Lesetext ▸
++++

Die
Goldjungen-Jury, die "Academy of Motion Picture
Arts and Sciences", machte es sich dieses Jahr ziemlich
einfach.
Nominiert wurden zwar kontroverse Filme, doch die Wahl
traf dann
auf die eher gefälligen Vertreter. So erhielt der
umstrittene
"Brokeback
Mountain"
zwar einen Regie-Oscar,
wurde dafür aber nicht bester Film. Diesen Titel heimste
dafür
das weitaus unstrittigere Drama "L.A.
Crash" ein. Ebenso verhielt es sich bei den
fremdsprachigen
Filmen: Statt dem favorisierten palästinensischen Beitrag
"Paradise
Now entschied man sich für den im Verhältnis
unverfänglicheren
Beitrag aus Südafrika. Das heißt nicht, dass "Tsotsi"
ein schlechter Film ist, aber trotzdem handelte es sich
bei dieser
Oscarisierung doch um eine politische, weil beabsichtigt
unpolitische
Entscheidung.

++++

Einträge ▸
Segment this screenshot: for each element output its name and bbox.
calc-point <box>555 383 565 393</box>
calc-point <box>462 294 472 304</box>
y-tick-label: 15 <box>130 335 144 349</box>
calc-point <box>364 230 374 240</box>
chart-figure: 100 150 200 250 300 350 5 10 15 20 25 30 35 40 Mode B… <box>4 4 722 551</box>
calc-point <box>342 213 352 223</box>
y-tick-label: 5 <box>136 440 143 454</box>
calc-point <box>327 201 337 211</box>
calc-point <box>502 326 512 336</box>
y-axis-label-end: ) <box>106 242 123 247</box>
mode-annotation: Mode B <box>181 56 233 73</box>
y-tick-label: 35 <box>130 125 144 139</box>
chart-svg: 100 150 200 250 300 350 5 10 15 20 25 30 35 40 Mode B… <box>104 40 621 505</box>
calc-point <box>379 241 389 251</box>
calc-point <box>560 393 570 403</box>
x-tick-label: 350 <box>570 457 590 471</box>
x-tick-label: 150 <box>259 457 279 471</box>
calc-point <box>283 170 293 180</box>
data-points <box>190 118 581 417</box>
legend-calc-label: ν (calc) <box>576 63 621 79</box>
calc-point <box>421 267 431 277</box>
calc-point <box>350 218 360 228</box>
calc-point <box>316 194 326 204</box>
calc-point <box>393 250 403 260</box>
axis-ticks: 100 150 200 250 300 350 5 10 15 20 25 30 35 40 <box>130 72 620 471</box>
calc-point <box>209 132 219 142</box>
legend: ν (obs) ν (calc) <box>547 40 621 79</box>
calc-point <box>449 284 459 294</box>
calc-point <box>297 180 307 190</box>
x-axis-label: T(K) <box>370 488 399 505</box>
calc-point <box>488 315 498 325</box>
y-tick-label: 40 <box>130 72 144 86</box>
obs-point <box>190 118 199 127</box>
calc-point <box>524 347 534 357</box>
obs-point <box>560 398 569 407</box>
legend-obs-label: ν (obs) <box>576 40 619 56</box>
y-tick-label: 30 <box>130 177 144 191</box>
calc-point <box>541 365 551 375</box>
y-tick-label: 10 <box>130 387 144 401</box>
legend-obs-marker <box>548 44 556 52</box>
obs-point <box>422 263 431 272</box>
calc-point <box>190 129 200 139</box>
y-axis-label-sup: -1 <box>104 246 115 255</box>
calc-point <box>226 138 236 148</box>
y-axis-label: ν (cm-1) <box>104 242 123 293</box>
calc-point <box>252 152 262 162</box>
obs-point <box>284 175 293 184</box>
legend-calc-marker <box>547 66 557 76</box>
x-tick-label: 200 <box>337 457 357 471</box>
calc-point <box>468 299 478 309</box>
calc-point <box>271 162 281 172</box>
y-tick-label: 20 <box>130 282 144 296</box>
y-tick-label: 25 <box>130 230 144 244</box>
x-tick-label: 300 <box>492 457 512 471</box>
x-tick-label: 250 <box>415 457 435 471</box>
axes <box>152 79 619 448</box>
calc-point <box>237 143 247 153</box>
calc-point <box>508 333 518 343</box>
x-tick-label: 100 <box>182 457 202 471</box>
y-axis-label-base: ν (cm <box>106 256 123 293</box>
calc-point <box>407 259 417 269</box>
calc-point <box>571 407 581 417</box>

++++

Aufgaben ▸
a) Schreibe die Einträge vom ersten bis einschließlich zu der Zeile mit „calc-point <box>252 152 262 162</box>“ unverändert ab.
b) Bitte setze den Text über die Oscarvergabe nach seinem letzten Satz fort.
Der Text über die Oscarvergabe hat mit den Einträgen nichts zu tun.

Antworten ▸
a)
Segment this screenshot: for each element output its name and bbox.
calc-point <box>555 383 565 393</box>
calc-point <box>462 294 472 304</box>
y-tick-label: 15 <box>130 335 144 349</box>
calc-point <box>364 230 374 240</box>
chart-figure: 100 150 200 250 300 350 5 10 15 20 25 30 35 40 Mode B… <box>4 4 722 551</box>
calc-point <box>342 213 352 223</box>
y-tick-label: 5 <box>136 440 143 454</box>
calc-point <box>327 201 337 211</box>
calc-point <box>502 326 512 336</box>
y-axis-label-end: ) <box>106 242 123 247</box>
mode-annotation: Mode B <box>181 56 233 73</box>
y-tick-label: 35 <box>130 125 144 139</box>
chart-svg: 100 150 200 250 300 350 5 10 15 20 25 30 35 40 Mode B… <box>104 40 621 505</box>
calc-point <box>379 241 389 251</box>
calc-point <box>560 393 570 403</box>
x-tick-label: 350 <box>570 457 590 471</box>
x-tick-label: 150 <box>259 457 279 471</box>
calc-point <box>283 170 293 180</box>
data-points <box>190 118 581 417</box>
legend-calc-label: ν (calc) <box>576 63 621 79</box>
calc-point <box>421 267 431 277</box>
calc-point <box>350 218 360 228</box>
calc-point <box>316 194 326 204</box>
calc-point <box>393 250 403 260</box>
axis-ticks: 100 150 200 250 300 350 5 10 15 20 25 30 35 40 <box>130 72 620 471</box>
calc-point <box>209 132 219 142</box>
legend: ν (obs) ν (calc) <box>547 40 621 79</box>
calc-point <box>449 284 459 294</box>
calc-point <box>297 180 307 190</box>
x-axis-label: T(K) <box>370 488 399 505</box>
calc-point <box>488 315 498 325</box>
y-tick-label: 40 <box>130 72 144 86</box>
obs-point <box>190 118 199 127</box>
calc-point <box>524 347 534 357</box>
obs-point <box>560 398 569 407</box>
legend-obs-label: ν (obs) <box>576 40 619 56</box>
y-tick-label: 30 <box>130 177 144 191</box>
calc-point <box>541 365 551 375</box>
y-tick-label: 10 <box>130 387 144 401</box>
legend-obs-marker <box>548 44 556 52</box>
obs-point <box>422 263 431 272</box>
calc-point <box>190 129 200 139</box>
y-axis-label-sup: -1 <box>104 246 115 255</box>
calc-point <box>226 138 236 148</box>
y-axis-label: ν (cm-1) <box>104 242 123 293</box>
calc-point <box>252 152 262 162</box>

b)
Der 19-jährige Tsotsi (Presley Chweneyagae) ist ein
gefürchteter
Gangster in seinem Viertel am Rand von Johannesburg, der
sich weder
Gedanken um die Vergangenheit noch um die Zukunft machen
will. Eines
Tages schießt er eine Frau an, um ihr Auto zu stehlen.
Doch
während seiner Flucht bemerkt er, dass auf dem Rücksitz
ein Baby liegt. Tsotsi entschließt sich spontan, den
Säugling
zu behalten, und will ihn in seiner Hütte mit Dosenmilch
aufziehen.
Da er jedoch weder stillen noch Windeln wechseln kann,
zwingt er
eine junge Mutter (Terry Pheto) aus dem Township mit
Waffengewalt
dazu, "seinem" Kind die Brust zu geben. Derweil ist ihm
die Polizei schon auf den Fersen, während Tsotsis
Gangsterbande
auseinander bricht.
"Tsotsi"
ist nach "Drum" und "U-Carmen"
schon der dritte südafrikanische Film, der innerhalb
kurzer
Zeit international vermarktet wird. War schon der
Opernfilm "U-Carmen"
unkonventionell durch in der Landessprache Xhosa gesungene
Texte,
so geht "Tsotsi" noch darüber hinaus: Hier wird der
Slang der Townships, Tsotsi-Taal (eine Mischung aus
Afrikaans und
lokalen Sprachen wie Zulu, Xhosa, Tawana und Sotho)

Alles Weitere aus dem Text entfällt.